▶ _Your objective_
Wherever the word "this" appears in a line, copy that line.

▶ _Stored data_
═══

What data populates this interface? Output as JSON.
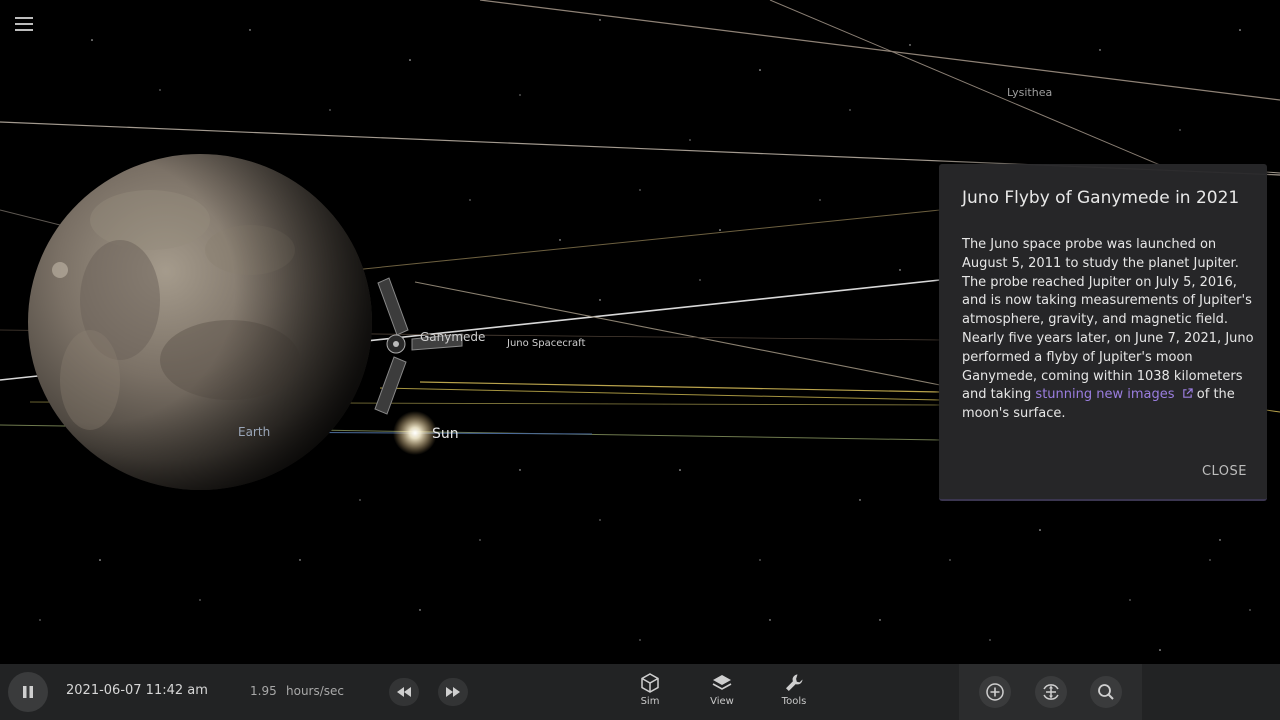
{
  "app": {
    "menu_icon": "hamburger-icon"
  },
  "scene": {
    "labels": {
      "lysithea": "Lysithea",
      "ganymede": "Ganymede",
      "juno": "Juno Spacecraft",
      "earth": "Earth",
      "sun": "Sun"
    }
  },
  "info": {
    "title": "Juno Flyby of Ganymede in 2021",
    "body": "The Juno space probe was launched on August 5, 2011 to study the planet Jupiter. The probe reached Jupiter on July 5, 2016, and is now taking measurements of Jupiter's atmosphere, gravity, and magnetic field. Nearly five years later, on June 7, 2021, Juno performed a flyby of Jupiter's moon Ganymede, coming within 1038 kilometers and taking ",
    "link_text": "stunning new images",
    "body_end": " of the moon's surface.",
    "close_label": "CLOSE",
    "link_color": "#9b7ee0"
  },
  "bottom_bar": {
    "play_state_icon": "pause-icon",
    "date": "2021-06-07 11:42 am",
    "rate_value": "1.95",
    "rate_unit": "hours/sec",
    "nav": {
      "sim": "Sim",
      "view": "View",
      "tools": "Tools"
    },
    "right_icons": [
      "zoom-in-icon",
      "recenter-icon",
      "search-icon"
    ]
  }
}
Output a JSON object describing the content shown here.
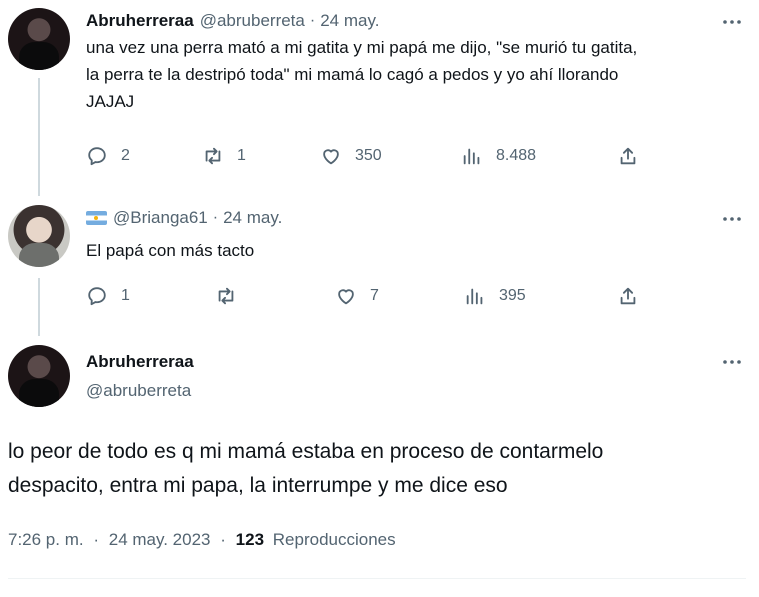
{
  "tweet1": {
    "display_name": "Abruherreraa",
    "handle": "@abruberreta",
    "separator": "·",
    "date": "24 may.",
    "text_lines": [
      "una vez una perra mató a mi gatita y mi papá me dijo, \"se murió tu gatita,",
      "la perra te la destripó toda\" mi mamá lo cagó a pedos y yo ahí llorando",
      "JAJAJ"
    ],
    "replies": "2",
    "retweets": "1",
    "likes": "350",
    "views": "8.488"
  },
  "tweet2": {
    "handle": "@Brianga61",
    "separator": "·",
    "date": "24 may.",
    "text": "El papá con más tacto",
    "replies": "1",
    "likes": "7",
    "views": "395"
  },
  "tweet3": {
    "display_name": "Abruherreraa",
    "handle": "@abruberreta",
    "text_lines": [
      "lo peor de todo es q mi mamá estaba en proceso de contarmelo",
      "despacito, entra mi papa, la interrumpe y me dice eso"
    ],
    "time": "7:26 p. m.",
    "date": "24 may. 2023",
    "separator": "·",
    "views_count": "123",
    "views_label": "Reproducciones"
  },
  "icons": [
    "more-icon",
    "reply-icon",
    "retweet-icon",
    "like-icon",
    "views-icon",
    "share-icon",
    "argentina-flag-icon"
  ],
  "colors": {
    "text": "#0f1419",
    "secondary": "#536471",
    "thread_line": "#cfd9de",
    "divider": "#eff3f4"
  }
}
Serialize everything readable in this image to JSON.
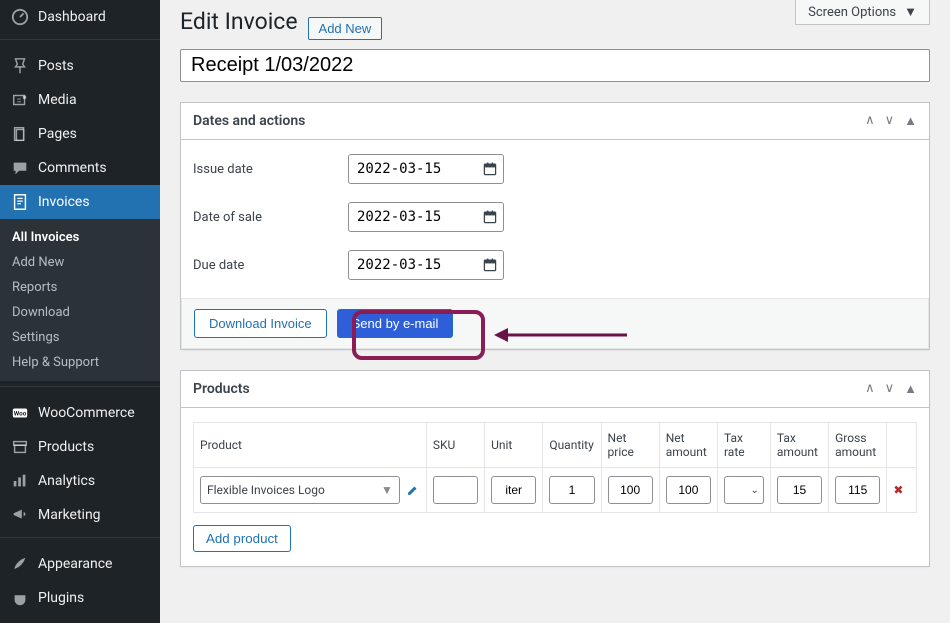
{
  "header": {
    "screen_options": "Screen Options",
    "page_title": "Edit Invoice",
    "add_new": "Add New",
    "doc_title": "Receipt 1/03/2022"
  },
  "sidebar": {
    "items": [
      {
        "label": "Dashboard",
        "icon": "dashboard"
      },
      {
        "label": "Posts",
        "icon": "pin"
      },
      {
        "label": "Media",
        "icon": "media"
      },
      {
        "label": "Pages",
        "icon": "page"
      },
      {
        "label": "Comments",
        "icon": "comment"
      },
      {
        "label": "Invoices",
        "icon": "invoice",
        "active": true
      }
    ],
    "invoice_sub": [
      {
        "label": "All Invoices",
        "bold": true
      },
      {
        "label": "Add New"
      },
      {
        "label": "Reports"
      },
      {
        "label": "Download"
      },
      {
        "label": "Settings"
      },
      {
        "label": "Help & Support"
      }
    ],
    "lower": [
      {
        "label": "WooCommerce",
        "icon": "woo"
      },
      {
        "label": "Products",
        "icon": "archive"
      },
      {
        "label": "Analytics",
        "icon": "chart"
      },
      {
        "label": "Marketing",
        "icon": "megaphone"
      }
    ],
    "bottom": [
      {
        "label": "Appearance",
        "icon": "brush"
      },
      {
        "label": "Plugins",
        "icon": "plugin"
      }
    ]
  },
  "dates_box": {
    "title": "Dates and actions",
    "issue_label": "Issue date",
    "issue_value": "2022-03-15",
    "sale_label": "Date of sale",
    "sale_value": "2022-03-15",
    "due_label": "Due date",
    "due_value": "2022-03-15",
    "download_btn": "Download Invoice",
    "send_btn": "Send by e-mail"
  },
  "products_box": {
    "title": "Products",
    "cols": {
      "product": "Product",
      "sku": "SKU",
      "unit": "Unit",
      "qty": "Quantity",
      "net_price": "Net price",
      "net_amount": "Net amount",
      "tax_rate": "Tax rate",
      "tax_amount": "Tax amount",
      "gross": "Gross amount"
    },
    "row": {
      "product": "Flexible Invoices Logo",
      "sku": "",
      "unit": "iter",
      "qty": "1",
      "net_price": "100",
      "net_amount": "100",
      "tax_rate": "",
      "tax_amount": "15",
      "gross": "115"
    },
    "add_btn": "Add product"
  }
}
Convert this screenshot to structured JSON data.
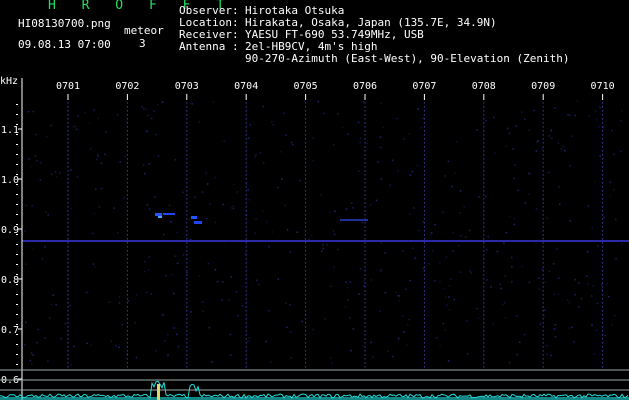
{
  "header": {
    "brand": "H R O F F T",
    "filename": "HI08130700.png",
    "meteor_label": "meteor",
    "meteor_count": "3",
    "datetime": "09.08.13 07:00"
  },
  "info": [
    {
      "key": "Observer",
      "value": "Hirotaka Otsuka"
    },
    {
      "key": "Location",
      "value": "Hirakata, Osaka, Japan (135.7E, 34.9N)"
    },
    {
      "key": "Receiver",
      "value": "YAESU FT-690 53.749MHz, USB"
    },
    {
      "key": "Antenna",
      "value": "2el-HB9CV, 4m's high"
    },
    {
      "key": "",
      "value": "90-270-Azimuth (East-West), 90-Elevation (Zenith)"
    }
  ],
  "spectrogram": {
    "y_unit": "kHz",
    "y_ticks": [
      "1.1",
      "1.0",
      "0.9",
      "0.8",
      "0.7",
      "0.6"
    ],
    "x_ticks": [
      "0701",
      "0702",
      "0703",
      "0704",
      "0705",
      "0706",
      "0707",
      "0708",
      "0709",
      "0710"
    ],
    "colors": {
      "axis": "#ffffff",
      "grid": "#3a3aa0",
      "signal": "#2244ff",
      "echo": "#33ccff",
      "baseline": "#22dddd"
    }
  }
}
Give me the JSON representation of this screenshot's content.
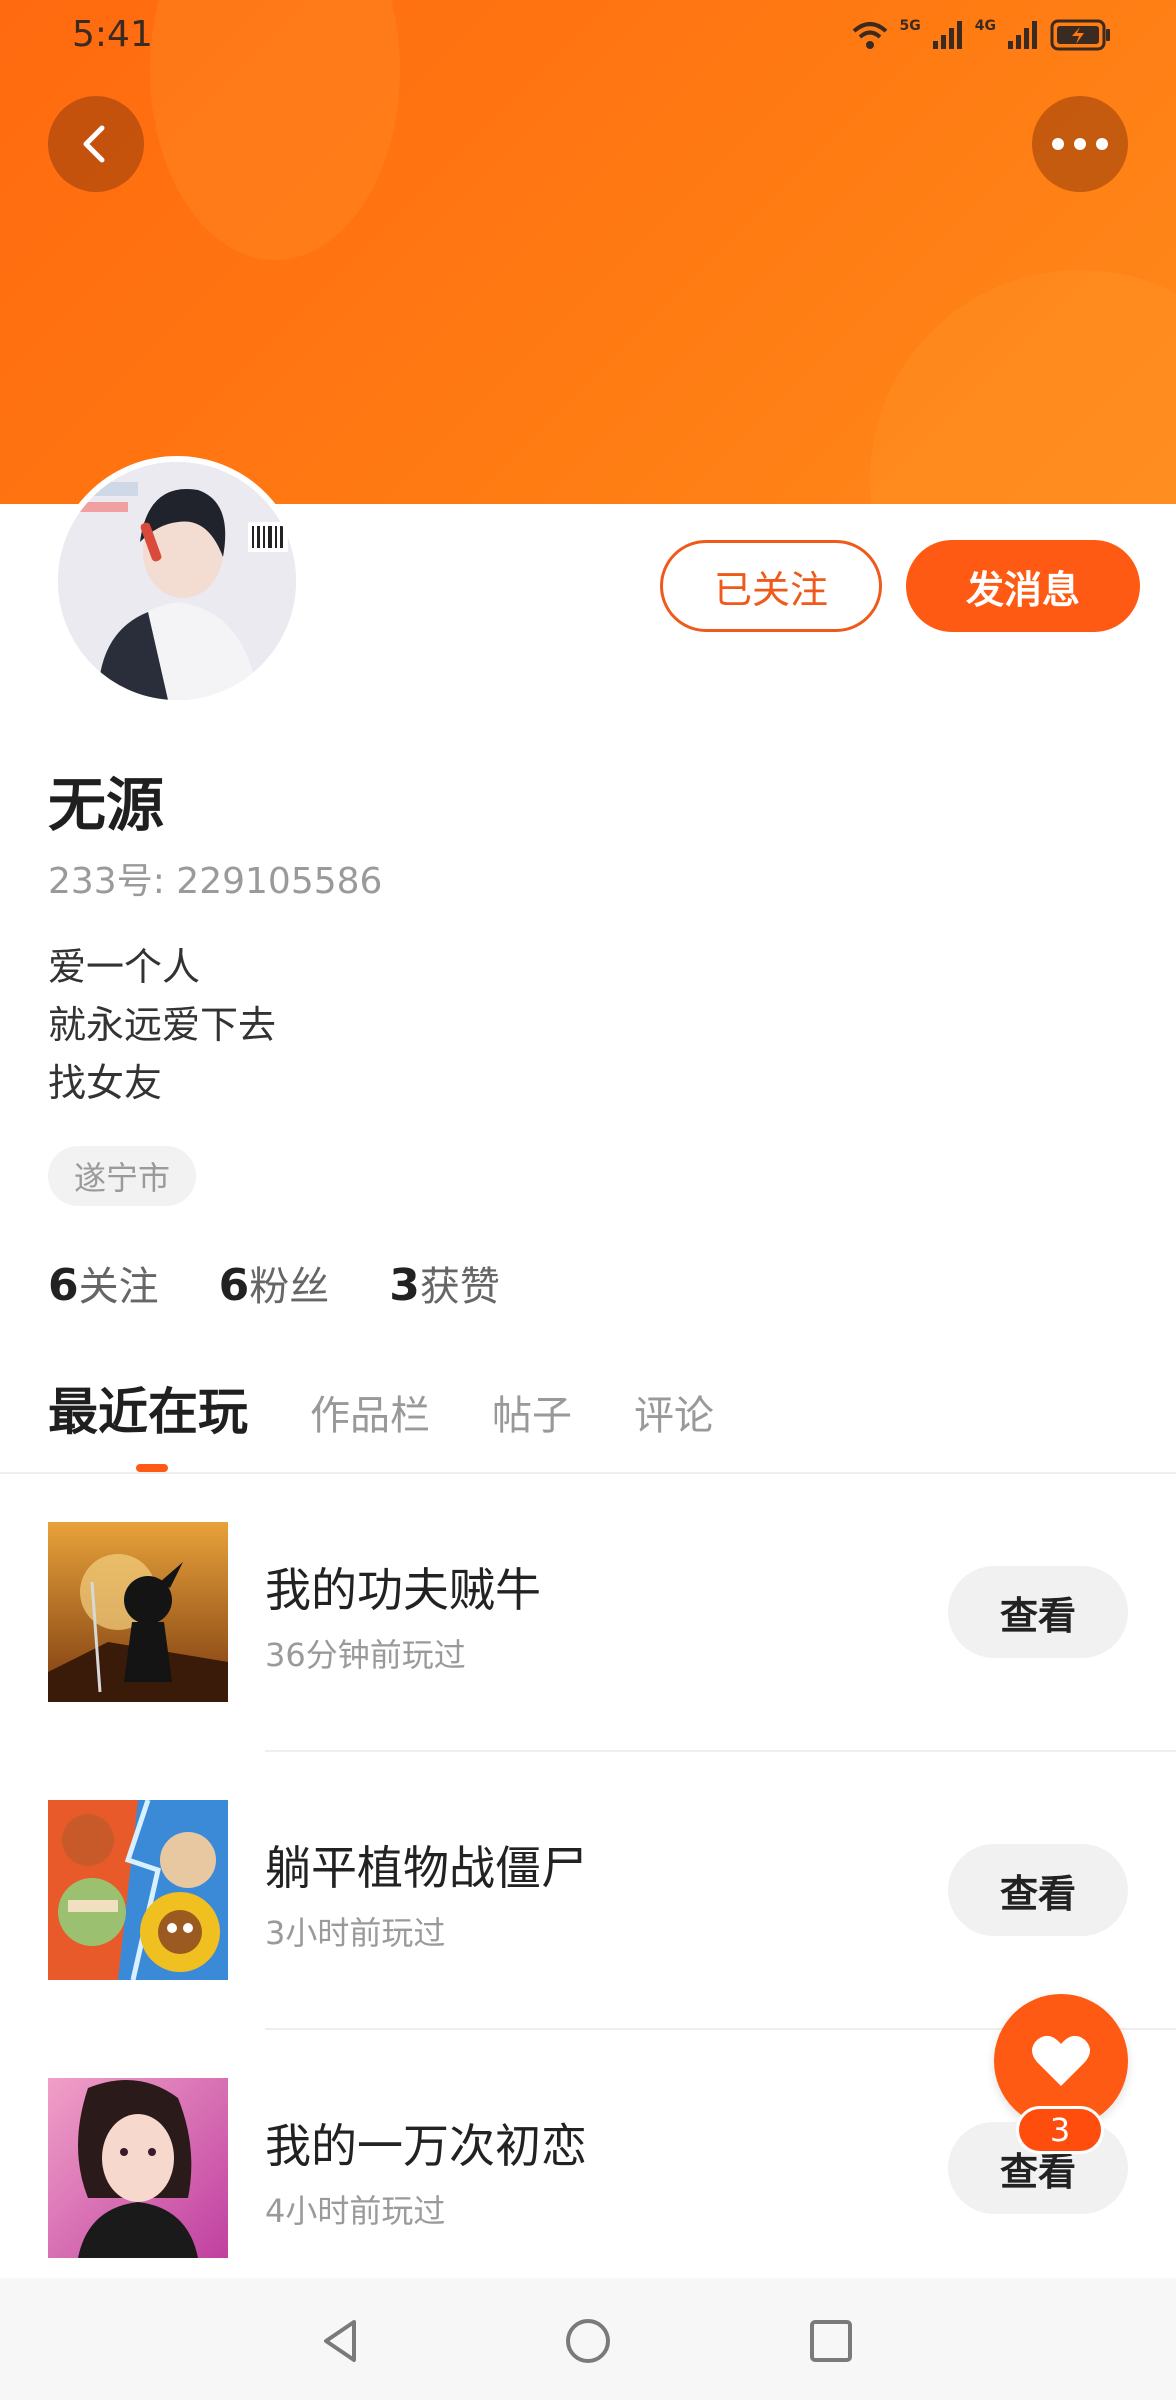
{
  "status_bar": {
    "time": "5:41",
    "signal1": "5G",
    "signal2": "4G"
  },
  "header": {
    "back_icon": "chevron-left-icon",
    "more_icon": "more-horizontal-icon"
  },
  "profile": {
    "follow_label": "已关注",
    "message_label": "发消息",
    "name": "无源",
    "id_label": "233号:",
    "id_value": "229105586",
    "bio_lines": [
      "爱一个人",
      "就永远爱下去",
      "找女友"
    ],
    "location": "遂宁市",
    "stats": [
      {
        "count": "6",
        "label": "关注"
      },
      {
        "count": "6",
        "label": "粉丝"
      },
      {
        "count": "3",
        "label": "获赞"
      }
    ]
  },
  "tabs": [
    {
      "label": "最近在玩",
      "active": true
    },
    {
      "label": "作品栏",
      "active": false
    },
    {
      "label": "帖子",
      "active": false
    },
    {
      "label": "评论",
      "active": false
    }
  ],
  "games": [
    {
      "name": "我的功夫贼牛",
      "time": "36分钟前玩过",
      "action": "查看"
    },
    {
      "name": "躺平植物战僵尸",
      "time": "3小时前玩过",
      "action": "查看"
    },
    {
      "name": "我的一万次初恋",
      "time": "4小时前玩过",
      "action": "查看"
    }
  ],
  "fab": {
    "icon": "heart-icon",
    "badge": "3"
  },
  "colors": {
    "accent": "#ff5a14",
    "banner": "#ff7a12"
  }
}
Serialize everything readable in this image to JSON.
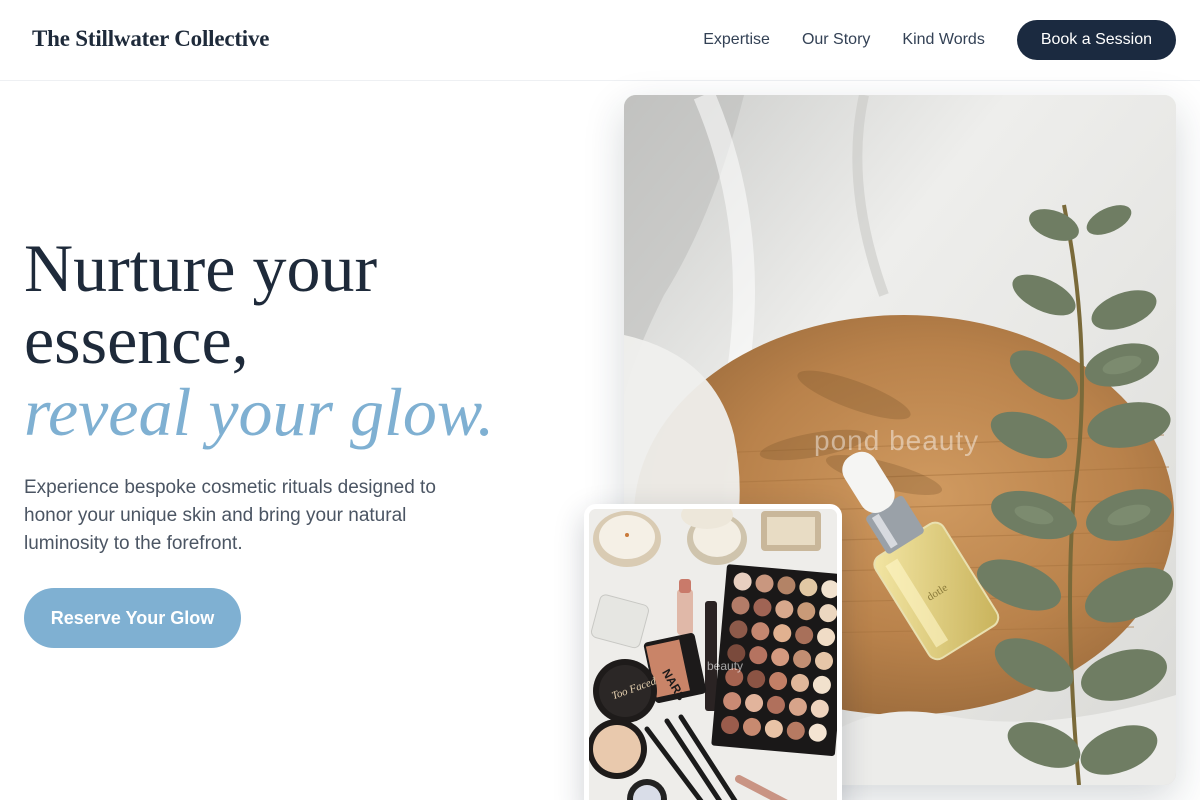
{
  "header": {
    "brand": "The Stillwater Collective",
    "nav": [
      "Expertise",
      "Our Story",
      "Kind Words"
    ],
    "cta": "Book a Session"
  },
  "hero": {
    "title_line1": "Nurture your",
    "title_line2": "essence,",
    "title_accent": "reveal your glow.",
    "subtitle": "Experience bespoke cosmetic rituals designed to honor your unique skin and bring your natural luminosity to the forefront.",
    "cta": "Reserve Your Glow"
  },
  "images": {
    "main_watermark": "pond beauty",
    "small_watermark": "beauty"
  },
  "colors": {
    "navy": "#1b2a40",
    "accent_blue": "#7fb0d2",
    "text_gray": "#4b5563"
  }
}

═══

▶ _Answer_
What data populates this interface? Output as JSON.
Serialize everything readable in this image to JSON.
Convert this screenshot to structured JSON data.
Give me the JSON representation of this screenshot's content.
Serialize everything readable in this image to JSON.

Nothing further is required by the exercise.